[Begin LISTING]

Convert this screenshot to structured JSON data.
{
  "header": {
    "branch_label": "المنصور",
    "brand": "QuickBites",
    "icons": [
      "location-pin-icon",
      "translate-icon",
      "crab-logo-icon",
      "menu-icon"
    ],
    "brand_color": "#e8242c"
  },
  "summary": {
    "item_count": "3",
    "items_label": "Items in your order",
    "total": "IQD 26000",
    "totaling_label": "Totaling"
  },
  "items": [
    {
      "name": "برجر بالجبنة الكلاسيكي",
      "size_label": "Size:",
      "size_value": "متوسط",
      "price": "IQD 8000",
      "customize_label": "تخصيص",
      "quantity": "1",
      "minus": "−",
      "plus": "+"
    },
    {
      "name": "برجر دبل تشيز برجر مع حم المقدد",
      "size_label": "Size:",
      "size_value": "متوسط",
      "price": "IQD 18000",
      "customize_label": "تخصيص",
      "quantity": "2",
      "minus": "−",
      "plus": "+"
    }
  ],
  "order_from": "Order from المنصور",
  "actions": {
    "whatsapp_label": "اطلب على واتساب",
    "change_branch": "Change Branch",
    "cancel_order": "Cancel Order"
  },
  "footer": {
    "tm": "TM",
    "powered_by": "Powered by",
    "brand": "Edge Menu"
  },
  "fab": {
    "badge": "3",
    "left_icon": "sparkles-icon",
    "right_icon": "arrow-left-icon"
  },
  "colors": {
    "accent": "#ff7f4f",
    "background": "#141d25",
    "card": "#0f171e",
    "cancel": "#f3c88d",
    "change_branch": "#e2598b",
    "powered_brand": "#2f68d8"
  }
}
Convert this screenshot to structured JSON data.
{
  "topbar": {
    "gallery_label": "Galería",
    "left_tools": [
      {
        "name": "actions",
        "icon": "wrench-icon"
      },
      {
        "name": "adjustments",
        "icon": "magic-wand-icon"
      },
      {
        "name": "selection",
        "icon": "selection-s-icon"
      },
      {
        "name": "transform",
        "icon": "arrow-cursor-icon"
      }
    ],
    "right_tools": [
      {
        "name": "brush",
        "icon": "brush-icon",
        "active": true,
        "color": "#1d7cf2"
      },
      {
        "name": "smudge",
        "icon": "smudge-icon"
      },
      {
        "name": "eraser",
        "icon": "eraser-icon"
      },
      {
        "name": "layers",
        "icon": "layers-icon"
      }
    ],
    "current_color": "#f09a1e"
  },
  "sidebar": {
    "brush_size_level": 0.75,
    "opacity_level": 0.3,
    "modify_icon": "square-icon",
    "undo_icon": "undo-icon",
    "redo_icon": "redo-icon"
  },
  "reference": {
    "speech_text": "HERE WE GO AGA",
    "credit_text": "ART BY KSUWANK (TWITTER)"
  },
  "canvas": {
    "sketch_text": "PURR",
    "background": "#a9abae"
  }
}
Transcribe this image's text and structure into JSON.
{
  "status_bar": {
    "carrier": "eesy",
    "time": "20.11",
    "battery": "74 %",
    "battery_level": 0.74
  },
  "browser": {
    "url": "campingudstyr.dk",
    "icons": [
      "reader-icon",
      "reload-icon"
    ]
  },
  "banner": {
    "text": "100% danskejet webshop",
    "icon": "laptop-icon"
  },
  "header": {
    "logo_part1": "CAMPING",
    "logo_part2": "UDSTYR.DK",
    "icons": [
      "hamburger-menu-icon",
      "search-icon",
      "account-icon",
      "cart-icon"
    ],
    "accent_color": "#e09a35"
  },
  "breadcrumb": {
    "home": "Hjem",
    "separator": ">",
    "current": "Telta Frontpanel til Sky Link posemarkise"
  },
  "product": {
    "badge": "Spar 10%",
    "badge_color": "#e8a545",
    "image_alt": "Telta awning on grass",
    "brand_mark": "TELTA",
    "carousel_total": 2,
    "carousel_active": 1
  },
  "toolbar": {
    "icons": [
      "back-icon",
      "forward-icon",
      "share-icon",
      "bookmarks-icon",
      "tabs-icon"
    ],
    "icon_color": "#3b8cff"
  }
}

[End LISTING]

**EXERCISE GOAL**. Scan the listing above and copy all lines containing the word "name".

**FINISHED EXERCISE**.
      "name": "برجر بالجبنة الكلاسيكي",
      "name": "برجر دبل تشيز برجر مع حم المقدد",
        "name": "actions",
        "name": "adjustments",
        "name": "selection",
        "name": "transform",
        "name": "brush",
        "name": "smudge",
        "name": "eraser",
        "name": "layers",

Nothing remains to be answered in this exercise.